• _RECORDS SUPPLIED_
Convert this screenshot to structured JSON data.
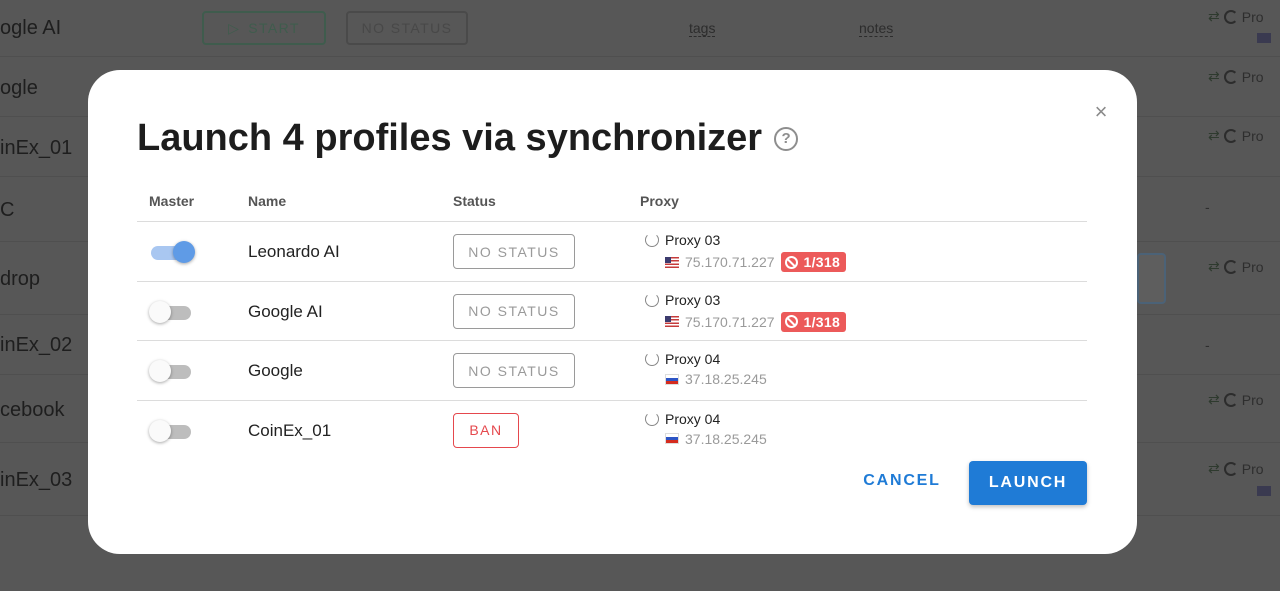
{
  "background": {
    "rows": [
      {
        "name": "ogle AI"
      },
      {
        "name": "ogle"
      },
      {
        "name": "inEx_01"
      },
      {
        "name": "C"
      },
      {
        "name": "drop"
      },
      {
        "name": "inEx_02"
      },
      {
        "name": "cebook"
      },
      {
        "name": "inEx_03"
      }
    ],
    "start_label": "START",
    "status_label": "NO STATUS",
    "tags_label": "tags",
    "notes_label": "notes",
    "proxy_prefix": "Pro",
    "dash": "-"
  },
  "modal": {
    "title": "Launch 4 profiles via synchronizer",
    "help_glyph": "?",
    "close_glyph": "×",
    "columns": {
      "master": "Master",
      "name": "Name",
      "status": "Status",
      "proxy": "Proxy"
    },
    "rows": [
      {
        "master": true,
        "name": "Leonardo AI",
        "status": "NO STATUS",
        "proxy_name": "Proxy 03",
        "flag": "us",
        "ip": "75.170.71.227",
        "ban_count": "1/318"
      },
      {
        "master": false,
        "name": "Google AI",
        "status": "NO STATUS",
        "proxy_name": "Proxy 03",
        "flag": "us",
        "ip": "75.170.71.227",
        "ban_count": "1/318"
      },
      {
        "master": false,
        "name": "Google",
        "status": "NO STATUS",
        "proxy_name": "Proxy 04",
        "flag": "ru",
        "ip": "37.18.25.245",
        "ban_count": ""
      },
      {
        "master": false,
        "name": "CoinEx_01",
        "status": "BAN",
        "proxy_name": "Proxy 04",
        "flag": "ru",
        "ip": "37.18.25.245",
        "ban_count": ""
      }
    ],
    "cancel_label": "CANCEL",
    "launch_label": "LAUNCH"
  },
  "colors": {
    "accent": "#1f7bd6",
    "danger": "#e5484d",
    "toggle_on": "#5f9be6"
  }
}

• _YOUR GOAL_
Omitting all images, retype each line of the records precisely.

• _RESPONSE TO THE EXERCISE_
Convert this screenshot to structured JSON data.
{
  "background": {
    "rows": [
      {
        "name": "ogle AI"
      },
      {
        "name": "ogle"
      },
      {
        "name": "inEx_01"
      },
      {
        "name": "C"
      },
      {
        "name": "drop"
      },
      {
        "name": "inEx_02"
      },
      {
        "name": "cebook"
      },
      {
        "name": "inEx_03"
      }
    ],
    "start_label": "START",
    "status_label": "NO STATUS",
    "tags_label": "tags",
    "notes_label": "notes",
    "proxy_prefix": "Pro",
    "dash": "-"
  },
  "modal": {
    "title": "Launch 4 profiles via synchronizer",
    "help_glyph": "?",
    "close_glyph": "×",
    "columns": {
      "master": "Master",
      "name": "Name",
      "status": "Status",
      "proxy": "Proxy"
    },
    "rows": [
      {
        "master": true,
        "name": "Leonardo AI",
        "status": "NO STATUS",
        "proxy_name": "Proxy 03",
        "flag": "us",
        "ip": "75.170.71.227",
        "ban_count": "1/318"
      },
      {
        "master": false,
        "name": "Google AI",
        "status": "NO STATUS",
        "proxy_name": "Proxy 03",
        "flag": "us",
        "ip": "75.170.71.227",
        "ban_count": "1/318"
      },
      {
        "master": false,
        "name": "Google",
        "status": "NO STATUS",
        "proxy_name": "Proxy 04",
        "flag": "ru",
        "ip": "37.18.25.245",
        "ban_count": ""
      },
      {
        "master": false,
        "name": "CoinEx_01",
        "status": "BAN",
        "proxy_name": "Proxy 04",
        "flag": "ru",
        "ip": "37.18.25.245",
        "ban_count": ""
      }
    ],
    "cancel_label": "CANCEL",
    "launch_label": "LAUNCH"
  },
  "colors": {
    "accent": "#1f7bd6",
    "danger": "#e5484d",
    "toggle_on": "#5f9be6"
  }
}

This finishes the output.